Work to complete :: Your task is to copy every line of the records below that contains "content".

Record set ::
=-=-=-=-=
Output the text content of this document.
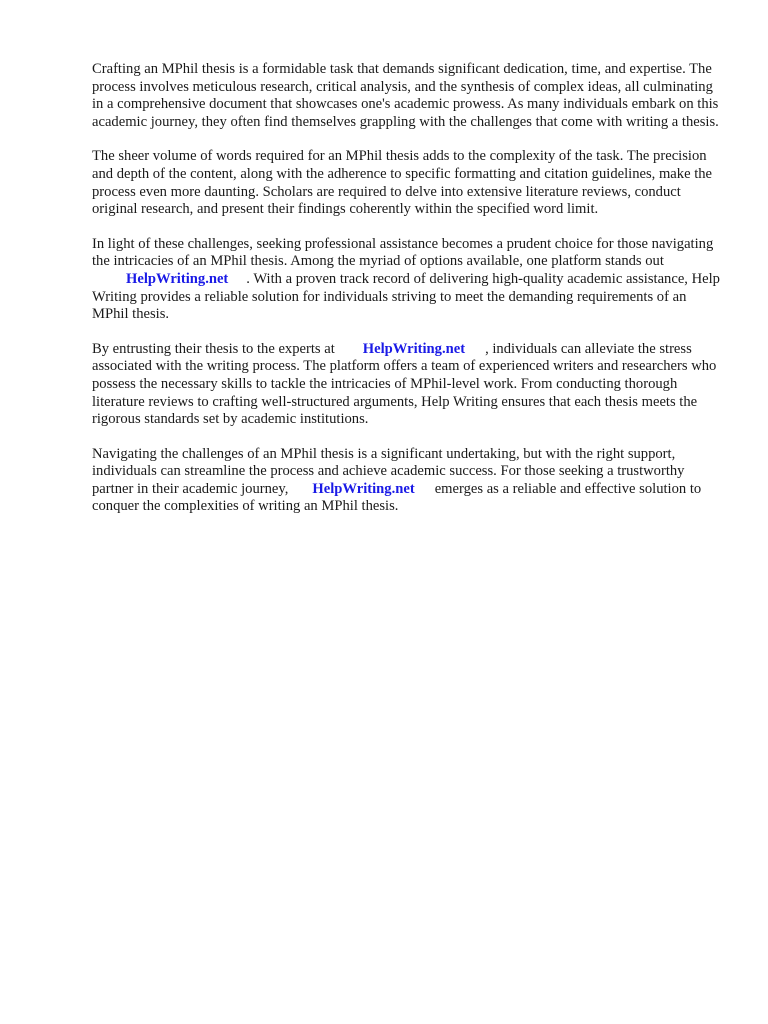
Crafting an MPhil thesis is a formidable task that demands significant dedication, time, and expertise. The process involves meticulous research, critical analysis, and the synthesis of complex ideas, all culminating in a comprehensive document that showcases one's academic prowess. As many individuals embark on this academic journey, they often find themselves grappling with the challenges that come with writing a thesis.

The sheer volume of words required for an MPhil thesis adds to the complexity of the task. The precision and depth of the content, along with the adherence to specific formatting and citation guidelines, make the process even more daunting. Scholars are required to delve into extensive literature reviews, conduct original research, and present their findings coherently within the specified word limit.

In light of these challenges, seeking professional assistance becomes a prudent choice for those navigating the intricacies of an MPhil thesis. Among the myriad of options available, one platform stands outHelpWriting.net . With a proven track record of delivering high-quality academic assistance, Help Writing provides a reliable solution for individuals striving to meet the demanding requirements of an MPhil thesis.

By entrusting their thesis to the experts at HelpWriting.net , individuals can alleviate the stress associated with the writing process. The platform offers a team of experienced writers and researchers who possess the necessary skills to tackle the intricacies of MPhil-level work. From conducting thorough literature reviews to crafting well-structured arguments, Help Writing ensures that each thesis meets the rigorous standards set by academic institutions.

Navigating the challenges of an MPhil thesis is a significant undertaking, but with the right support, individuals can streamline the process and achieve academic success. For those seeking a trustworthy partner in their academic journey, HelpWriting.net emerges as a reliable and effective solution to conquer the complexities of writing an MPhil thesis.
=-=-=-=-=
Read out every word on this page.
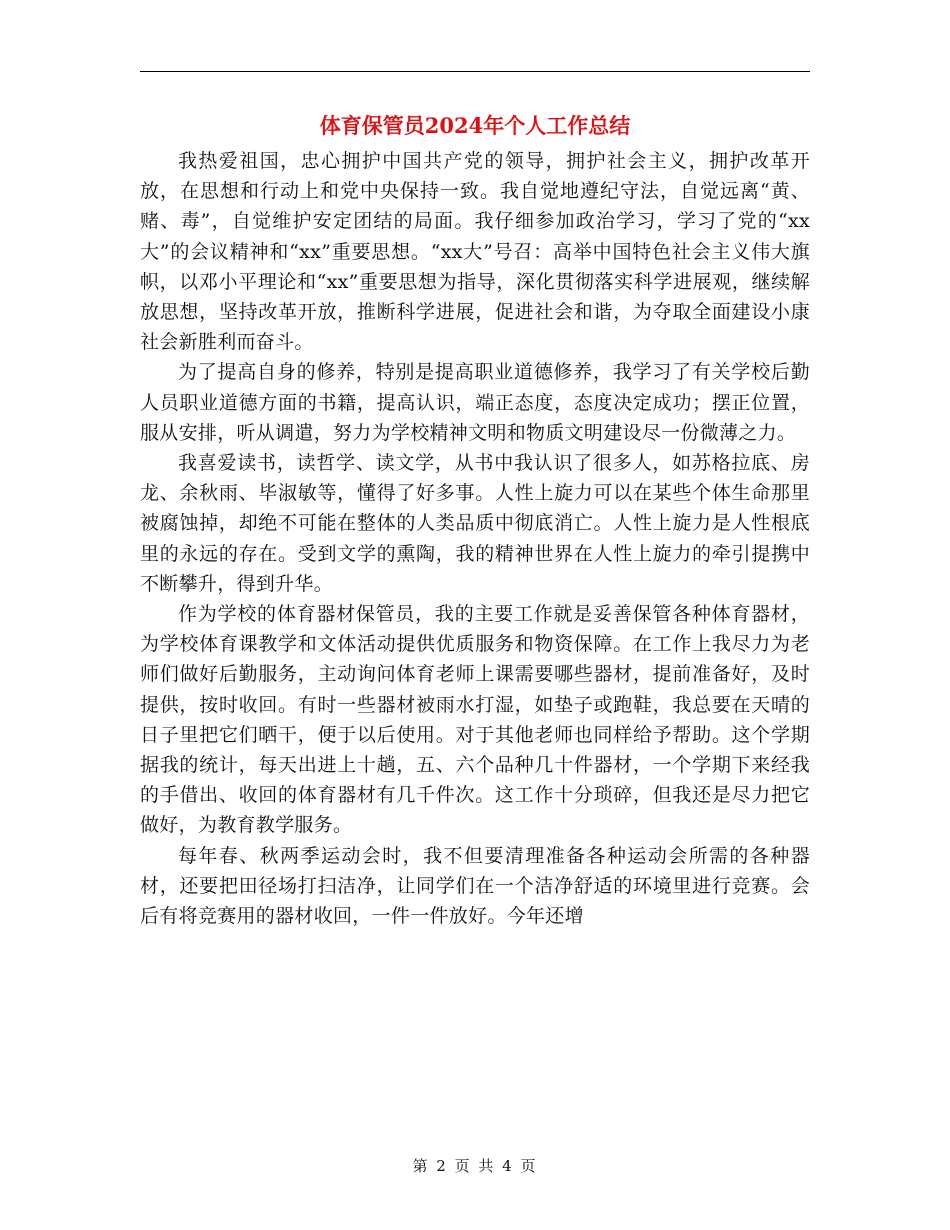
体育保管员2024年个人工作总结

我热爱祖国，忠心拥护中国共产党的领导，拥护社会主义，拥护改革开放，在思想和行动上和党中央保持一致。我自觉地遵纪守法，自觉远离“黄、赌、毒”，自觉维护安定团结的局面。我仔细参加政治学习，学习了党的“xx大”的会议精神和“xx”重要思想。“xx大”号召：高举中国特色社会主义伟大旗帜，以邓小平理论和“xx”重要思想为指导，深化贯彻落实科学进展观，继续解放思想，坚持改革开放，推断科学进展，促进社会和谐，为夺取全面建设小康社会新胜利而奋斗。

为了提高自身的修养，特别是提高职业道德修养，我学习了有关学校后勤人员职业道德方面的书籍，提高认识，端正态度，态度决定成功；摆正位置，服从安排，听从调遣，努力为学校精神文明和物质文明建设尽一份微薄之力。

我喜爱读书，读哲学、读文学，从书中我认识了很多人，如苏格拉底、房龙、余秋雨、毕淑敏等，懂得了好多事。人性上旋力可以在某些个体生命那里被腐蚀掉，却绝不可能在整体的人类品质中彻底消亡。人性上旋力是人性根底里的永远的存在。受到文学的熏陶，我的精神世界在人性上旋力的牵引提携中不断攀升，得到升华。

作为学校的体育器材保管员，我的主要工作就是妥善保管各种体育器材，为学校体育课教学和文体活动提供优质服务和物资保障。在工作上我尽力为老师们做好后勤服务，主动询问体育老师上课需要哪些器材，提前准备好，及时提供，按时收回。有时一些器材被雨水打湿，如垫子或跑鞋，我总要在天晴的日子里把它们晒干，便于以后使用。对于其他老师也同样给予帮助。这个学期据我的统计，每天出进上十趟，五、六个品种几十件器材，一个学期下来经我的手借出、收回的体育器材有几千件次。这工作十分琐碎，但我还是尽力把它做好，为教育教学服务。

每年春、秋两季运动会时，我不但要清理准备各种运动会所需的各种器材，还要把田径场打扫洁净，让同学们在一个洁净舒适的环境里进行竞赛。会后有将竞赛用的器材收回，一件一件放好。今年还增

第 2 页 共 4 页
=-=-=-=-=
Result for this task ::
Output the text content of this document.
The sheer volume of words required for an MPhil thesis adds to the complexity of the task. The precision and depth of the content, along with the adherence to specific formatting and citation guidelines, make the process even more daunting. Scholars are required to delve into extensive literature reviews, conduct original research, and present their findings coherently within the specified word limit.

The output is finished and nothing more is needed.